* Entries provided
┄┄┄┄┄┄┄┄┄┄┄┄┄┄┄┄┄┄┄┄

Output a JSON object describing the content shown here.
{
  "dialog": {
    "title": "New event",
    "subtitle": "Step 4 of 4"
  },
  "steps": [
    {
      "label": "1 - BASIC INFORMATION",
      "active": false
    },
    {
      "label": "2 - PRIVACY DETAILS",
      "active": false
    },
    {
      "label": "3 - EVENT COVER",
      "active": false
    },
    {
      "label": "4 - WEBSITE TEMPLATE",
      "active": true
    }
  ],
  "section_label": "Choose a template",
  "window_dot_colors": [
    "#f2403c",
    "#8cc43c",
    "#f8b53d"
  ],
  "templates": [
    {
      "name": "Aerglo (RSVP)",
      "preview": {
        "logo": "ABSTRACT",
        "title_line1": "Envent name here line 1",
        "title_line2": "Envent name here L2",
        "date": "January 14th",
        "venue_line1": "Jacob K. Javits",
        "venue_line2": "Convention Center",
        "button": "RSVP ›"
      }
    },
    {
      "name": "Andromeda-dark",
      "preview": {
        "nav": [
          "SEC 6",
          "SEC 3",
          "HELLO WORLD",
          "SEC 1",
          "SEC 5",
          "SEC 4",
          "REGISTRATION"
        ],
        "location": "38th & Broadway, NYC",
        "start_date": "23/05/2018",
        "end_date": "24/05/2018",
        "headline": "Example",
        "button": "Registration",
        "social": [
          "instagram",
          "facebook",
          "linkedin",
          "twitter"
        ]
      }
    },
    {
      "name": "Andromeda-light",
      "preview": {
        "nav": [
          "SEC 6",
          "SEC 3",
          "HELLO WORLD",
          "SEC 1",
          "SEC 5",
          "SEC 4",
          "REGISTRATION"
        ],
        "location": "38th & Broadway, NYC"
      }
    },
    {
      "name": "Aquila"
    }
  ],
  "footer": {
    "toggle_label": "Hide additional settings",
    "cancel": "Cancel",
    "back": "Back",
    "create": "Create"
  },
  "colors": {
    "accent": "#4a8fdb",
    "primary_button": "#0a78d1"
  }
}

┄┄┄┄┄┄┄┄┄┄┄┄┄┄┄┄┄┄┄┄

* Direction
Extract the full set of entries word for word.

* Solution to this task
Output a JSON object describing the content shown here.
{
  "dialog": {
    "title": "New event",
    "subtitle": "Step 4 of 4"
  },
  "steps": [
    {
      "label": "1 - BASIC INFORMATION",
      "active": false
    },
    {
      "label": "2 - PRIVACY DETAILS",
      "active": false
    },
    {
      "label": "3 - EVENT COVER",
      "active": false
    },
    {
      "label": "4 - WEBSITE TEMPLATE",
      "active": true
    }
  ],
  "section_label": "Choose a template",
  "window_dot_colors": [
    "#f2403c",
    "#8cc43c",
    "#f8b53d"
  ],
  "templates": [
    {
      "name": "Aerglo (RSVP)",
      "preview": {
        "logo": "ABSTRACT",
        "title_line1": "Envent name here line 1",
        "title_line2": "Envent name here L2",
        "date": "January 14th",
        "venue_line1": "Jacob K. Javits",
        "venue_line2": "Convention Center",
        "button": "RSVP ›"
      }
    },
    {
      "name": "Andromeda-dark",
      "preview": {
        "nav": [
          "SEC 6",
          "SEC 3",
          "HELLO WORLD",
          "SEC 1",
          "SEC 5",
          "SEC 4",
          "REGISTRATION"
        ],
        "location": "38th & Broadway, NYC",
        "start_date": "23/05/2018",
        "end_date": "24/05/2018",
        "headline": "Example",
        "button": "Registration",
        "social": [
          "instagram",
          "facebook",
          "linkedin",
          "twitter"
        ]
      }
    },
    {
      "name": "Andromeda-light",
      "preview": {
        "nav": [
          "SEC 6",
          "SEC 3",
          "HELLO WORLD",
          "SEC 1",
          "SEC 5",
          "SEC 4",
          "REGISTRATION"
        ],
        "location": "38th & Broadway, NYC"
      }
    },
    {
      "name": "Aquila"
    }
  ],
  "footer": {
    "toggle_label": "Hide additional settings",
    "cancel": "Cancel",
    "back": "Back",
    "create": "Create"
  },
  "colors": {
    "accent": "#4a8fdb",
    "primary_button": "#0a78d1"
  }
}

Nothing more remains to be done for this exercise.